[TASK TO CARRY OUT]: In the entries below, find every line with "を発動させ" and copy it.

——

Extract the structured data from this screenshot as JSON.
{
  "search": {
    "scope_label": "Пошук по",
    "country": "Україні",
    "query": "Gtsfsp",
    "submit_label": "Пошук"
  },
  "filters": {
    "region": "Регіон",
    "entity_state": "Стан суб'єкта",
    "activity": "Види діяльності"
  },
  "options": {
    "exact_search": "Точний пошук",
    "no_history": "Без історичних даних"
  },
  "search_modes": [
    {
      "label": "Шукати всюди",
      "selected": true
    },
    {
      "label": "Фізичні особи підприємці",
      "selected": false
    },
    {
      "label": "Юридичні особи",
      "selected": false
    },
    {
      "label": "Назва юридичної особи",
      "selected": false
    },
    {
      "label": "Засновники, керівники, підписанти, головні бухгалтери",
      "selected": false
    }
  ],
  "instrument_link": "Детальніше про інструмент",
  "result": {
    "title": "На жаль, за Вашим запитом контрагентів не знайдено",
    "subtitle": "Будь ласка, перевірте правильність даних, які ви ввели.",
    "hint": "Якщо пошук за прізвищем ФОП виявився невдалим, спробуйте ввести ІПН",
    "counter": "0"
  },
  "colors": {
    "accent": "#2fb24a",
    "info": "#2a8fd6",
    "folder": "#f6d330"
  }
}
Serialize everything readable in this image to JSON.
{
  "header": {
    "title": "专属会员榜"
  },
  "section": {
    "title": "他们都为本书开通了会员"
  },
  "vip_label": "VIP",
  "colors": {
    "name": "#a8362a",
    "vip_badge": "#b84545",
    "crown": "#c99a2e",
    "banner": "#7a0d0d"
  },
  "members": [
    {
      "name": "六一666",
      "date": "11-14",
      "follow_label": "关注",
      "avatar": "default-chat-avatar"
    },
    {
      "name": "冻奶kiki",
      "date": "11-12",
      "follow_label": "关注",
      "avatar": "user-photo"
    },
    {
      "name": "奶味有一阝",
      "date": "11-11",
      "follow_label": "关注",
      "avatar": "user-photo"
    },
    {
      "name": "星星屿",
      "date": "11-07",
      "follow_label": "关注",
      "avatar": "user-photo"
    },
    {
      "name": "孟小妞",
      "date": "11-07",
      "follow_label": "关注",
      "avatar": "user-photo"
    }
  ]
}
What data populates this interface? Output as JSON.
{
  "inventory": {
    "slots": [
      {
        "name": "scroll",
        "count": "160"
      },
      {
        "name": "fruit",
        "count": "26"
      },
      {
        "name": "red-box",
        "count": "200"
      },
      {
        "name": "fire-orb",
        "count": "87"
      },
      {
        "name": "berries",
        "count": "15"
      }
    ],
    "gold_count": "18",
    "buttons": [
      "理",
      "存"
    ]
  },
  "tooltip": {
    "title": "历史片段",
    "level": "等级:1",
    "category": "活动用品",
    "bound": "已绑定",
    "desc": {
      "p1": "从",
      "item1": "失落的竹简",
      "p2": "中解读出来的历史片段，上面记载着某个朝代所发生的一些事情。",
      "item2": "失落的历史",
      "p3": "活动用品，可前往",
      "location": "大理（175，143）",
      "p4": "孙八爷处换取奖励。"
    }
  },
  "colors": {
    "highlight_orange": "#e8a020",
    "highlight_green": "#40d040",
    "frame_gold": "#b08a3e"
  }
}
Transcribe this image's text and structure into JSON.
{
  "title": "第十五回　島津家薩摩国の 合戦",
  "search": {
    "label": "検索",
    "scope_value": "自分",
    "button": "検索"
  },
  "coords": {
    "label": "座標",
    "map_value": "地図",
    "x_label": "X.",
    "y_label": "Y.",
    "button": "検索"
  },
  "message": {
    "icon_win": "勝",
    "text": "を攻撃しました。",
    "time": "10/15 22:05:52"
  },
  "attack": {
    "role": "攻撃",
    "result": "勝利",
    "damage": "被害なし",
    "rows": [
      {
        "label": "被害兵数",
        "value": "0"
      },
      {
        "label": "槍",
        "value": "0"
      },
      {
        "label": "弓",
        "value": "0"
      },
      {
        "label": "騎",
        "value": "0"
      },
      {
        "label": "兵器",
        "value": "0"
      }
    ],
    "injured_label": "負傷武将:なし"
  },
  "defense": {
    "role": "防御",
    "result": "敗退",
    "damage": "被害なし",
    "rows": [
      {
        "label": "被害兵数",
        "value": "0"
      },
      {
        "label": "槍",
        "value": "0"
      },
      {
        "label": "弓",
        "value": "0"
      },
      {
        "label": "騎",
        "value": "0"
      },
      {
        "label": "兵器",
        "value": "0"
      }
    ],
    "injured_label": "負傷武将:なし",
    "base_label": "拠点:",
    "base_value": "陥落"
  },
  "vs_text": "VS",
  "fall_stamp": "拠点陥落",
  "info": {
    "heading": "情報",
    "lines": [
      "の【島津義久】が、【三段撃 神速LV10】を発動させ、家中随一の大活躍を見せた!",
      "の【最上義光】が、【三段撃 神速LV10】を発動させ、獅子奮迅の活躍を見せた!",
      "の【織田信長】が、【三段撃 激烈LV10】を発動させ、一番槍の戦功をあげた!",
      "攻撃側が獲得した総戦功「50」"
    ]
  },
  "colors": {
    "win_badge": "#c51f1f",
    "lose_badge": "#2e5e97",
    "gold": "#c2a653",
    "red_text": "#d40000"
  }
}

——

[SOLUTION]:
      "の【島津義久】が、【三段撃 神速LV10】を発動させ、家中随一の大活躍を見せた!",
      "の【最上義光】が、【三段撃 神速LV10】を発動させ、獅子奮迅の活躍を見せた!",
      "の【織田信長】が、【三段撃 激烈LV10】を発動させ、一番槍の戦功をあげた!",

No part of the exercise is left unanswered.